Records from a collection ->
────────

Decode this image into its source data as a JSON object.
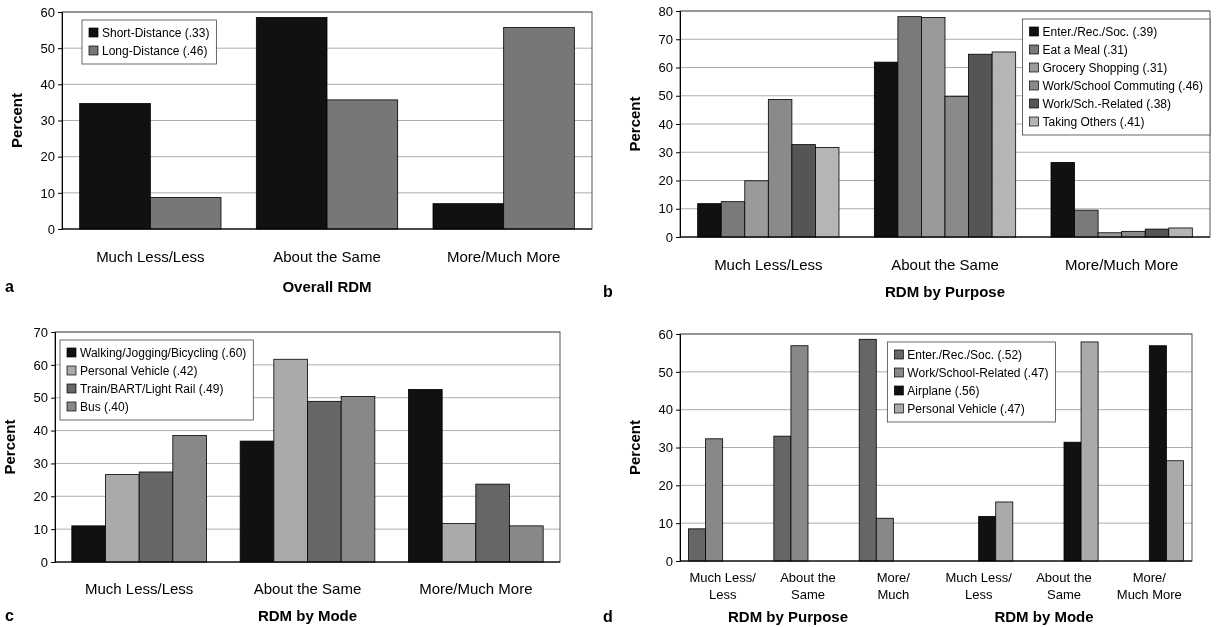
{
  "chart_data": [
    {
      "type": "bar",
      "xlabel": "Overall RDM",
      "ylabel": "Percent",
      "categories": [
        "Much Less/Less",
        "About the Same",
        "More/Much More"
      ],
      "series": [
        {
          "name": "Short-Distance (.33)",
          "color": "#111111",
          "values": [
            34.7,
            58.5,
            7
          ]
        },
        {
          "name": "Long-Distance (.46)",
          "color": "#777777",
          "values": [
            8.7,
            35.7,
            55.7
          ]
        }
      ],
      "ylim": [
        0,
        60
      ],
      "yticks": [
        0,
        10,
        20,
        30,
        40,
        50,
        60
      ],
      "grid": "y",
      "legend": "top left",
      "annotations": [
        "a"
      ]
    },
    {
      "type": "bar",
      "xlabel": "RDM by Purpose",
      "ylabel": "Percent",
      "categories": [
        "Much Less/Less",
        "About the Same",
        "More/Much More"
      ],
      "series": [
        {
          "name": "Enter./Rec./Soc. (.39)",
          "color": "#111111",
          "values": [
            11.8,
            61.9,
            26.4
          ]
        },
        {
          "name": "Eat a Meal (.31)",
          "color": "#7a7a7a",
          "values": [
            12.5,
            78,
            9.5
          ]
        },
        {
          "name": "Grocery Shopping (.31)",
          "color": "#9a9a9a",
          "values": [
            19.9,
            77.7,
            1.5
          ]
        },
        {
          "name": "Work/School Commuting (.46)",
          "color": "#8a8a8a",
          "values": [
            48.7,
            49.8,
            2
          ]
        },
        {
          "name": "Work/Sch.-Related (.38)",
          "color": "#555555",
          "values": [
            32.7,
            64.7,
            2.8
          ]
        },
        {
          "name": "Taking Others (.41)",
          "color": "#b5b5b5",
          "values": [
            31.7,
            65.5,
            3.2
          ]
        }
      ],
      "ylim": [
        0,
        80
      ],
      "yticks": [
        0,
        10,
        20,
        30,
        40,
        50,
        60,
        70,
        80
      ],
      "grid": "y",
      "legend": "top right",
      "annotations": [
        "b"
      ]
    },
    {
      "type": "bar",
      "xlabel": "RDM by Mode",
      "ylabel": "Percent",
      "categories": [
        "Much Less/Less",
        "About the Same",
        "More/Much More"
      ],
      "series": [
        {
          "name": "Walking/Jogging/Bicycling (.60)",
          "color": "#111111",
          "values": [
            11,
            36.8,
            52.5
          ]
        },
        {
          "name": "Personal Vehicle (.42)",
          "color": "#aaaaaa",
          "values": [
            26.6,
            61.7,
            11.7
          ]
        },
        {
          "name": "Train/BART/Light Rail (.49)",
          "color": "#666666",
          "values": [
            27.4,
            48.9,
            23.7
          ]
        },
        {
          "name": "Bus (.40)",
          "color": "#888888",
          "values": [
            38.5,
            50.4,
            11
          ]
        }
      ],
      "ylim": [
        0,
        70
      ],
      "yticks": [
        0,
        10,
        20,
        30,
        40,
        50,
        60,
        70
      ],
      "grid": "y",
      "legend": "top left",
      "annotations": [
        "c"
      ]
    },
    {
      "type": "bar",
      "ylabel": "Percent",
      "categories": [
        "Much Less/Less",
        "About the Same",
        "More/Much",
        "Much Less/Less",
        "About the Same",
        "More/Much More"
      ],
      "series": [
        {
          "name": "Enter./Rec./Soc. (.52)",
          "color": "#666666",
          "values": [
            8.5,
            33,
            58.6,
            null,
            null,
            null
          ]
        },
        {
          "name": "Work/School-Related (.47)",
          "color": "#888888",
          "values": [
            32.3,
            56.9,
            11.3,
            null,
            null,
            null
          ]
        },
        {
          "name": "Airplane (.56)",
          "color": "#111111",
          "values": [
            null,
            null,
            null,
            11.8,
            31.4,
            56.9
          ]
        },
        {
          "name": "Personal Vehicle (.47)",
          "color": "#aaaaaa",
          "values": [
            null,
            null,
            null,
            15.6,
            57.9,
            26.5
          ]
        }
      ],
      "ylim": [
        0,
        60
      ],
      "yticks": [
        0,
        10,
        20,
        30,
        40,
        50,
        60
      ],
      "grid": "y",
      "legend": "top",
      "annotations": [
        "d",
        "RDM by Purpose",
        "RDM by Mode"
      ]
    }
  ]
}
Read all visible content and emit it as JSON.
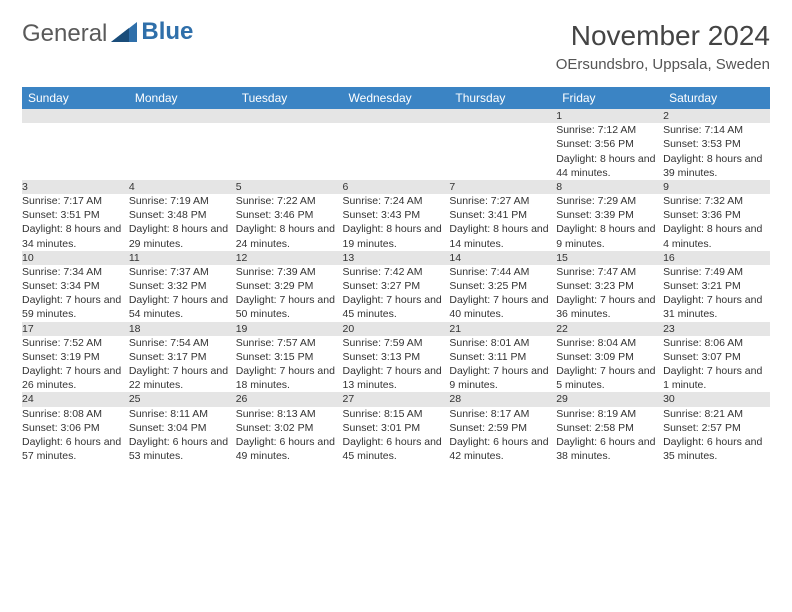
{
  "logo": {
    "text1": "General",
    "text2": "Blue",
    "color1": "#5a5a5a",
    "color2": "#2f6faa"
  },
  "month": "November 2024",
  "location": "OErsundsbro, Uppsala, Sweden",
  "header_bg": "#3b84c4",
  "header_text_color": "#ffffff",
  "day_header_bg": "#e5e5e5",
  "accent_border": "#2f6faa",
  "weekdays": [
    "Sunday",
    "Monday",
    "Tuesday",
    "Wednesday",
    "Thursday",
    "Friday",
    "Saturday"
  ],
  "weeks": [
    [
      {
        "num": "",
        "sunrise": "",
        "sunset": "",
        "daylight": ""
      },
      {
        "num": "",
        "sunrise": "",
        "sunset": "",
        "daylight": ""
      },
      {
        "num": "",
        "sunrise": "",
        "sunset": "",
        "daylight": ""
      },
      {
        "num": "",
        "sunrise": "",
        "sunset": "",
        "daylight": ""
      },
      {
        "num": "",
        "sunrise": "",
        "sunset": "",
        "daylight": ""
      },
      {
        "num": "1",
        "sunrise": "Sunrise: 7:12 AM",
        "sunset": "Sunset: 3:56 PM",
        "daylight": "Daylight: 8 hours and 44 minutes."
      },
      {
        "num": "2",
        "sunrise": "Sunrise: 7:14 AM",
        "sunset": "Sunset: 3:53 PM",
        "daylight": "Daylight: 8 hours and 39 minutes."
      }
    ],
    [
      {
        "num": "3",
        "sunrise": "Sunrise: 7:17 AM",
        "sunset": "Sunset: 3:51 PM",
        "daylight": "Daylight: 8 hours and 34 minutes."
      },
      {
        "num": "4",
        "sunrise": "Sunrise: 7:19 AM",
        "sunset": "Sunset: 3:48 PM",
        "daylight": "Daylight: 8 hours and 29 minutes."
      },
      {
        "num": "5",
        "sunrise": "Sunrise: 7:22 AM",
        "sunset": "Sunset: 3:46 PM",
        "daylight": "Daylight: 8 hours and 24 minutes."
      },
      {
        "num": "6",
        "sunrise": "Sunrise: 7:24 AM",
        "sunset": "Sunset: 3:43 PM",
        "daylight": "Daylight: 8 hours and 19 minutes."
      },
      {
        "num": "7",
        "sunrise": "Sunrise: 7:27 AM",
        "sunset": "Sunset: 3:41 PM",
        "daylight": "Daylight: 8 hours and 14 minutes."
      },
      {
        "num": "8",
        "sunrise": "Sunrise: 7:29 AM",
        "sunset": "Sunset: 3:39 PM",
        "daylight": "Daylight: 8 hours and 9 minutes."
      },
      {
        "num": "9",
        "sunrise": "Sunrise: 7:32 AM",
        "sunset": "Sunset: 3:36 PM",
        "daylight": "Daylight: 8 hours and 4 minutes."
      }
    ],
    [
      {
        "num": "10",
        "sunrise": "Sunrise: 7:34 AM",
        "sunset": "Sunset: 3:34 PM",
        "daylight": "Daylight: 7 hours and 59 minutes."
      },
      {
        "num": "11",
        "sunrise": "Sunrise: 7:37 AM",
        "sunset": "Sunset: 3:32 PM",
        "daylight": "Daylight: 7 hours and 54 minutes."
      },
      {
        "num": "12",
        "sunrise": "Sunrise: 7:39 AM",
        "sunset": "Sunset: 3:29 PM",
        "daylight": "Daylight: 7 hours and 50 minutes."
      },
      {
        "num": "13",
        "sunrise": "Sunrise: 7:42 AM",
        "sunset": "Sunset: 3:27 PM",
        "daylight": "Daylight: 7 hours and 45 minutes."
      },
      {
        "num": "14",
        "sunrise": "Sunrise: 7:44 AM",
        "sunset": "Sunset: 3:25 PM",
        "daylight": "Daylight: 7 hours and 40 minutes."
      },
      {
        "num": "15",
        "sunrise": "Sunrise: 7:47 AM",
        "sunset": "Sunset: 3:23 PM",
        "daylight": "Daylight: 7 hours and 36 minutes."
      },
      {
        "num": "16",
        "sunrise": "Sunrise: 7:49 AM",
        "sunset": "Sunset: 3:21 PM",
        "daylight": "Daylight: 7 hours and 31 minutes."
      }
    ],
    [
      {
        "num": "17",
        "sunrise": "Sunrise: 7:52 AM",
        "sunset": "Sunset: 3:19 PM",
        "daylight": "Daylight: 7 hours and 26 minutes."
      },
      {
        "num": "18",
        "sunrise": "Sunrise: 7:54 AM",
        "sunset": "Sunset: 3:17 PM",
        "daylight": "Daylight: 7 hours and 22 minutes."
      },
      {
        "num": "19",
        "sunrise": "Sunrise: 7:57 AM",
        "sunset": "Sunset: 3:15 PM",
        "daylight": "Daylight: 7 hours and 18 minutes."
      },
      {
        "num": "20",
        "sunrise": "Sunrise: 7:59 AM",
        "sunset": "Sunset: 3:13 PM",
        "daylight": "Daylight: 7 hours and 13 minutes."
      },
      {
        "num": "21",
        "sunrise": "Sunrise: 8:01 AM",
        "sunset": "Sunset: 3:11 PM",
        "daylight": "Daylight: 7 hours and 9 minutes."
      },
      {
        "num": "22",
        "sunrise": "Sunrise: 8:04 AM",
        "sunset": "Sunset: 3:09 PM",
        "daylight": "Daylight: 7 hours and 5 minutes."
      },
      {
        "num": "23",
        "sunrise": "Sunrise: 8:06 AM",
        "sunset": "Sunset: 3:07 PM",
        "daylight": "Daylight: 7 hours and 1 minute."
      }
    ],
    [
      {
        "num": "24",
        "sunrise": "Sunrise: 8:08 AM",
        "sunset": "Sunset: 3:06 PM",
        "daylight": "Daylight: 6 hours and 57 minutes."
      },
      {
        "num": "25",
        "sunrise": "Sunrise: 8:11 AM",
        "sunset": "Sunset: 3:04 PM",
        "daylight": "Daylight: 6 hours and 53 minutes."
      },
      {
        "num": "26",
        "sunrise": "Sunrise: 8:13 AM",
        "sunset": "Sunset: 3:02 PM",
        "daylight": "Daylight: 6 hours and 49 minutes."
      },
      {
        "num": "27",
        "sunrise": "Sunrise: 8:15 AM",
        "sunset": "Sunset: 3:01 PM",
        "daylight": "Daylight: 6 hours and 45 minutes."
      },
      {
        "num": "28",
        "sunrise": "Sunrise: 8:17 AM",
        "sunset": "Sunset: 2:59 PM",
        "daylight": "Daylight: 6 hours and 42 minutes."
      },
      {
        "num": "29",
        "sunrise": "Sunrise: 8:19 AM",
        "sunset": "Sunset: 2:58 PM",
        "daylight": "Daylight: 6 hours and 38 minutes."
      },
      {
        "num": "30",
        "sunrise": "Sunrise: 8:21 AM",
        "sunset": "Sunset: 2:57 PM",
        "daylight": "Daylight: 6 hours and 35 minutes."
      }
    ]
  ]
}
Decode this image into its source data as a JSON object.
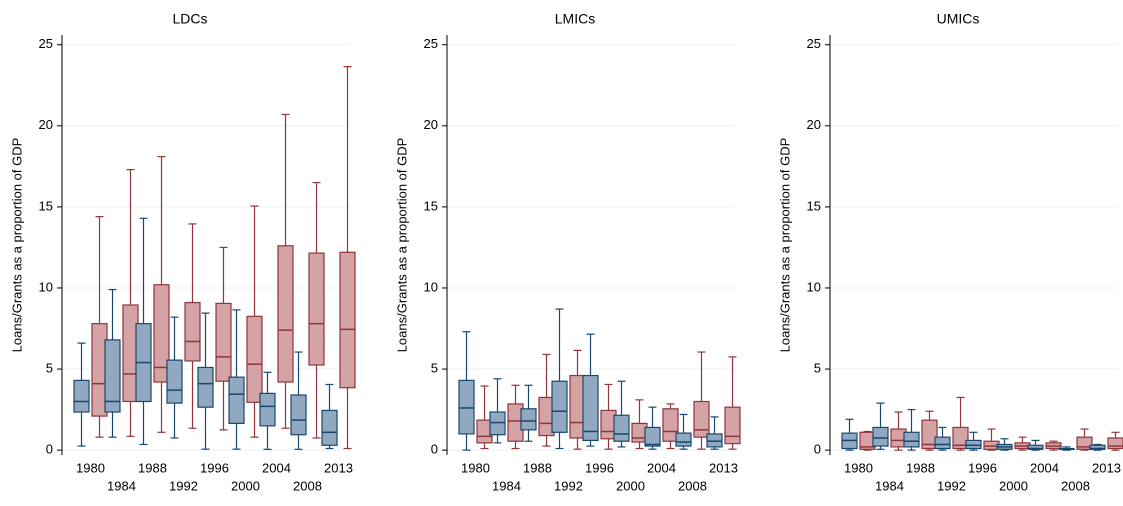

────────

EXERCISE BRIEF -> Tally up the lines with the word "Vehicle" in them, and answer with that number by itself.

PROBLEM SOLUTION -> 2